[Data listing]
======

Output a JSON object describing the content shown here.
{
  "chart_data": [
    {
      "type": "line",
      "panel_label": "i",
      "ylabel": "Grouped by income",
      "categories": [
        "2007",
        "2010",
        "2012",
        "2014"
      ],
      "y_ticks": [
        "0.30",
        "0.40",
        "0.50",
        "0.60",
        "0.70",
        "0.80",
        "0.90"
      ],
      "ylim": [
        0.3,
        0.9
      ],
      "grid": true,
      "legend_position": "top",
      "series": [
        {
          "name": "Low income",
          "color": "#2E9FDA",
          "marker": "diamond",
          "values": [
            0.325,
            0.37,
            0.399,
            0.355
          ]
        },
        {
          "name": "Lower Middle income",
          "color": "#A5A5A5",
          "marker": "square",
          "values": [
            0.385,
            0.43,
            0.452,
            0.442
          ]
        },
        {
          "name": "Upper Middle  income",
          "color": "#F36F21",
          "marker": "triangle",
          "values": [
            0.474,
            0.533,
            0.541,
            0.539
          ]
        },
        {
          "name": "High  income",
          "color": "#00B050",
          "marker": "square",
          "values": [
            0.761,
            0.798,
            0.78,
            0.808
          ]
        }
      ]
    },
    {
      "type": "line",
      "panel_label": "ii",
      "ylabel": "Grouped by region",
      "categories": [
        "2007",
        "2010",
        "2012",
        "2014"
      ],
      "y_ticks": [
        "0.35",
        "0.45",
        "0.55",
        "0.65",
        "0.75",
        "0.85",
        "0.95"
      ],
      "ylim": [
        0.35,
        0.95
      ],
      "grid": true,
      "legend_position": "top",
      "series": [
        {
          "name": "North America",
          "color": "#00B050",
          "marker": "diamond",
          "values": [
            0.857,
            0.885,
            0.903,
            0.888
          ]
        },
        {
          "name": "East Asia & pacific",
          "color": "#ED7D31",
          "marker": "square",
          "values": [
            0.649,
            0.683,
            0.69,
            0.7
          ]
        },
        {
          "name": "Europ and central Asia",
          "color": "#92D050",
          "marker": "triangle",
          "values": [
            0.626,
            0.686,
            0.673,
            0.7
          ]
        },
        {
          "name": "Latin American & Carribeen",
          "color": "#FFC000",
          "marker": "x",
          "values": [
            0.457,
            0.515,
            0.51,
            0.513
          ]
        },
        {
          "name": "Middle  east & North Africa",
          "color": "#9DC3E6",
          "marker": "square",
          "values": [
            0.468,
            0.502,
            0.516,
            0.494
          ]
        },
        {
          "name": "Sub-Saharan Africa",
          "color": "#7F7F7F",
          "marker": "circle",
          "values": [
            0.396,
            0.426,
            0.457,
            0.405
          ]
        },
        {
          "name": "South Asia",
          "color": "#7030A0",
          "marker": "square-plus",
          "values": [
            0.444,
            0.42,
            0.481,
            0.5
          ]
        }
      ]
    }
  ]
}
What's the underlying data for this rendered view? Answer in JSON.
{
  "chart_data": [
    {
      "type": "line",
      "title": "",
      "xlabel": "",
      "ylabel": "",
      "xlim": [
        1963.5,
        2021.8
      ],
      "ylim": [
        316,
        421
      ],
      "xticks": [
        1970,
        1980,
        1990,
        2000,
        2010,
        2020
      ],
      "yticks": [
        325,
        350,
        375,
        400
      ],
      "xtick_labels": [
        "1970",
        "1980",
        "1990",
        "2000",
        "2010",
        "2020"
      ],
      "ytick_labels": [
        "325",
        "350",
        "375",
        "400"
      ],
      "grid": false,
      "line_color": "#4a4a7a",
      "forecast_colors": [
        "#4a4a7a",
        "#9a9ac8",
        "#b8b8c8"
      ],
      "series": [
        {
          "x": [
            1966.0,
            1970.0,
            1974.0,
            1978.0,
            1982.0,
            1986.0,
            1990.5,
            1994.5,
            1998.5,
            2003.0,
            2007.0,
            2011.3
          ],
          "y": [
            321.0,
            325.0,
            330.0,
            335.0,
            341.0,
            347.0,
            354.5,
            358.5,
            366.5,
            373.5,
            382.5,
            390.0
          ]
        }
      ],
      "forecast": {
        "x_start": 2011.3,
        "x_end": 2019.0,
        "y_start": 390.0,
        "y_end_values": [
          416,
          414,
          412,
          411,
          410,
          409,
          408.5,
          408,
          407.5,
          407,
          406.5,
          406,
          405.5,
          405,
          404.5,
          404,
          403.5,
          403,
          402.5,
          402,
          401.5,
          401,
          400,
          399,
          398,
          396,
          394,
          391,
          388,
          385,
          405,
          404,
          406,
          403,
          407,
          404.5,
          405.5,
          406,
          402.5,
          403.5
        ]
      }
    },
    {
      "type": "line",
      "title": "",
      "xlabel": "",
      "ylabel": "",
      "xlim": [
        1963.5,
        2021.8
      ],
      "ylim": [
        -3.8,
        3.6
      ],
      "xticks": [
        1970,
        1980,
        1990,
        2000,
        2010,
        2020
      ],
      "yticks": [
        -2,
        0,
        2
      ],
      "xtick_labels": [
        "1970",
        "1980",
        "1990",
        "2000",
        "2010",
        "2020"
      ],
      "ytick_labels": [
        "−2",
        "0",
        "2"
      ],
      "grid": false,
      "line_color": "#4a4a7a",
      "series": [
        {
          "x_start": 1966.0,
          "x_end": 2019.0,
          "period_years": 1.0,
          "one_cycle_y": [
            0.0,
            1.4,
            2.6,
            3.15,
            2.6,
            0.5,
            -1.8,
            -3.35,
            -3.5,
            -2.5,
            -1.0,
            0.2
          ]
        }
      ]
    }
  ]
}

======

WHAT IS ASKED:
All the data must be duplicated exactly, with nothing added or removed.

ANSWER TO THIS TASK:
Output a JSON object describing the content shown here.
{
  "chart_data": [
    {
      "type": "line",
      "panel_label": "i",
      "ylabel": "Grouped by income",
      "categories": [
        "2007",
        "2010",
        "2012",
        "2014"
      ],
      "y_ticks": [
        "0.30",
        "0.40",
        "0.50",
        "0.60",
        "0.70",
        "0.80",
        "0.90"
      ],
      "ylim": [
        0.3,
        0.9
      ],
      "grid": true,
      "legend_position": "top",
      "series": [
        {
          "name": "Low income",
          "color": "#2E9FDA",
          "marker": "diamond",
          "values": [
            0.325,
            0.37,
            0.399,
            0.355
          ]
        },
        {
          "name": "Lower Middle income",
          "color": "#A5A5A5",
          "marker": "square",
          "values": [
            0.385,
            0.43,
            0.452,
            0.442
          ]
        },
        {
          "name": "Upper Middle  income",
          "color": "#F36F21",
          "marker": "triangle",
          "values": [
            0.474,
            0.533,
            0.541,
            0.539
          ]
        },
        {
          "name": "High  income",
          "color": "#00B050",
          "marker": "square",
          "values": [
            0.761,
            0.798,
            0.78,
            0.808
          ]
        }
      ]
    },
    {
      "type": "line",
      "panel_label": "ii",
      "ylabel": "Grouped by region",
      "categories": [
        "2007",
        "2010",
        "2012",
        "2014"
      ],
      "y_ticks": [
        "0.35",
        "0.45",
        "0.55",
        "0.65",
        "0.75",
        "0.85",
        "0.95"
      ],
      "ylim": [
        0.35,
        0.95
      ],
      "grid": true,
      "legend_position": "top",
      "series": [
        {
          "name": "North America",
          "color": "#00B050",
          "marker": "diamond",
          "values": [
            0.857,
            0.885,
            0.903,
            0.888
          ]
        },
        {
          "name": "East Asia & pacific",
          "color": "#ED7D31",
          "marker": "square",
          "values": [
            0.649,
            0.683,
            0.69,
            0.7
          ]
        },
        {
          "name": "Europ and central Asia",
          "color": "#92D050",
          "marker": "triangle",
          "values": [
            0.626,
            0.686,
            0.673,
            0.7
          ]
        },
        {
          "name": "Latin American & Carribeen",
          "color": "#FFC000",
          "marker": "x",
          "values": [
            0.457,
            0.515,
            0.51,
            0.513
          ]
        },
        {
          "name": "Middle  east & North Africa",
          "color": "#9DC3E6",
          "marker": "square",
          "values": [
            0.468,
            0.502,
            0.516,
            0.494
          ]
        },
        {
          "name": "Sub-Saharan Africa",
          "color": "#7F7F7F",
          "marker": "circle",
          "values": [
            0.396,
            0.426,
            0.457,
            0.405
          ]
        },
        {
          "name": "South Asia",
          "color": "#7030A0",
          "marker": "square-plus",
          "values": [
            0.444,
            0.42,
            0.481,
            0.5
          ]
        }
      ]
    }
  ]
}
What's the underlying data for this rendered view? Answer in JSON.
{
  "chart_data": [
    {
      "type": "line",
      "title": "",
      "xlabel": "",
      "ylabel": "",
      "xlim": [
        1963.5,
        2021.8
      ],
      "ylim": [
        316,
        421
      ],
      "xticks": [
        1970,
        1980,
        1990,
        2000,
        2010,
        2020
      ],
      "yticks": [
        325,
        350,
        375,
        400
      ],
      "xtick_labels": [
        "1970",
        "1980",
        "1990",
        "2000",
        "2010",
        "2020"
      ],
      "ytick_labels": [
        "325",
        "350",
        "375",
        "400"
      ],
      "grid": false,
      "line_color": "#4a4a7a",
      "forecast_colors": [
        "#4a4a7a",
        "#9a9ac8",
        "#b8b8c8"
      ],
      "series": [
        {
          "x": [
            1966.0,
            1970.0,
            1974.0,
            1978.0,
            1982.0,
            1986.0,
            1990.5,
            1994.5,
            1998.5,
            2003.0,
            2007.0,
            2011.3
          ],
          "y": [
            321.0,
            325.0,
            330.0,
            335.0,
            341.0,
            347.0,
            354.5,
            358.5,
            366.5,
            373.5,
            382.5,
            390.0
          ]
        }
      ],
      "forecast": {
        "x_start": 2011.3,
        "x_end": 2019.0,
        "y_start": 390.0,
        "y_end_values": [
          416,
          414,
          412,
          411,
          410,
          409,
          408.5,
          408,
          407.5,
          407,
          406.5,
          406,
          405.5,
          405,
          404.5,
          404,
          403.5,
          403,
          402.5,
          402,
          401.5,
          401,
          400,
          399,
          398,
          396,
          394,
          391,
          388,
          385,
          405,
          404,
          406,
          403,
          407,
          404.5,
          405.5,
          406,
          402.5,
          403.5
        ]
      }
    },
    {
      "type": "line",
      "title": "",
      "xlabel": "",
      "ylabel": "",
      "xlim": [
        1963.5,
        2021.8
      ],
      "ylim": [
        -3.8,
        3.6
      ],
      "xticks": [
        1970,
        1980,
        1990,
        2000,
        2010,
        2020
      ],
      "yticks": [
        -2,
        0,
        2
      ],
      "xtick_labels": [
        "1970",
        "1980",
        "1990",
        "2000",
        "2010",
        "2020"
      ],
      "ytick_labels": [
        "−2",
        "0",
        "2"
      ],
      "grid": false,
      "line_color": "#4a4a7a",
      "series": [
        {
          "x_start": 1966.0,
          "x_end": 2019.0,
          "period_years": 1.0,
          "one_cycle_y": [
            0.0,
            1.4,
            2.6,
            3.15,
            2.6,
            0.5,
            -1.8,
            -3.35,
            -3.5,
            -2.5,
            -1.0,
            0.2
          ]
        }
      ]
    }
  ]
}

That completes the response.